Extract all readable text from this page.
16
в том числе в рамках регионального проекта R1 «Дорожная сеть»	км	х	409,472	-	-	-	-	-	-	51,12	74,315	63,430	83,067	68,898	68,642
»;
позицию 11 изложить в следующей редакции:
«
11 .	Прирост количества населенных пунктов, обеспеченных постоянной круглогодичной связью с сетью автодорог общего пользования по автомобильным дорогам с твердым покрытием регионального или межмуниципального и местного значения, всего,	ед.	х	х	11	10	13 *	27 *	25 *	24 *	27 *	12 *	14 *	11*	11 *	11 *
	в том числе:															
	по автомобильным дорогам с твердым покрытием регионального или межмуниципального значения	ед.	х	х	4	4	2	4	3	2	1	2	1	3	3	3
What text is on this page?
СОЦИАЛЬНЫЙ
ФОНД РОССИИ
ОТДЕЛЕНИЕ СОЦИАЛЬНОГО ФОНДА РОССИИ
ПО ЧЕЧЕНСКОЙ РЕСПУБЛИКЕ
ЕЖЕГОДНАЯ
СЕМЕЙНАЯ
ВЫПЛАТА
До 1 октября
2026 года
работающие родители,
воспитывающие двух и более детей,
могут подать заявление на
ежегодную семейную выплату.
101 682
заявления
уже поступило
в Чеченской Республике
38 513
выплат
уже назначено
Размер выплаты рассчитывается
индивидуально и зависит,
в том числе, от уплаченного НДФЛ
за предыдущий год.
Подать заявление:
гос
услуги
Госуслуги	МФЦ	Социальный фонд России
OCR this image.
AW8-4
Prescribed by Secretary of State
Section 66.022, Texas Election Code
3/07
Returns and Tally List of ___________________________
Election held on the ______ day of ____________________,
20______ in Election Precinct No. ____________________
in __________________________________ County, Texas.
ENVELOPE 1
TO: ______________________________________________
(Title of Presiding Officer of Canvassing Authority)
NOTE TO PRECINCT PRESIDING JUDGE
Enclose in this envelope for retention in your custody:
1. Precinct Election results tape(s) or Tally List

_ _ _

WHAT YOU NEED TO DO: Search the records above for the string "text". Copy every line that contains it.

EXERCISE SOLUTION:
Extract all readable text from this page.
What text is on this page?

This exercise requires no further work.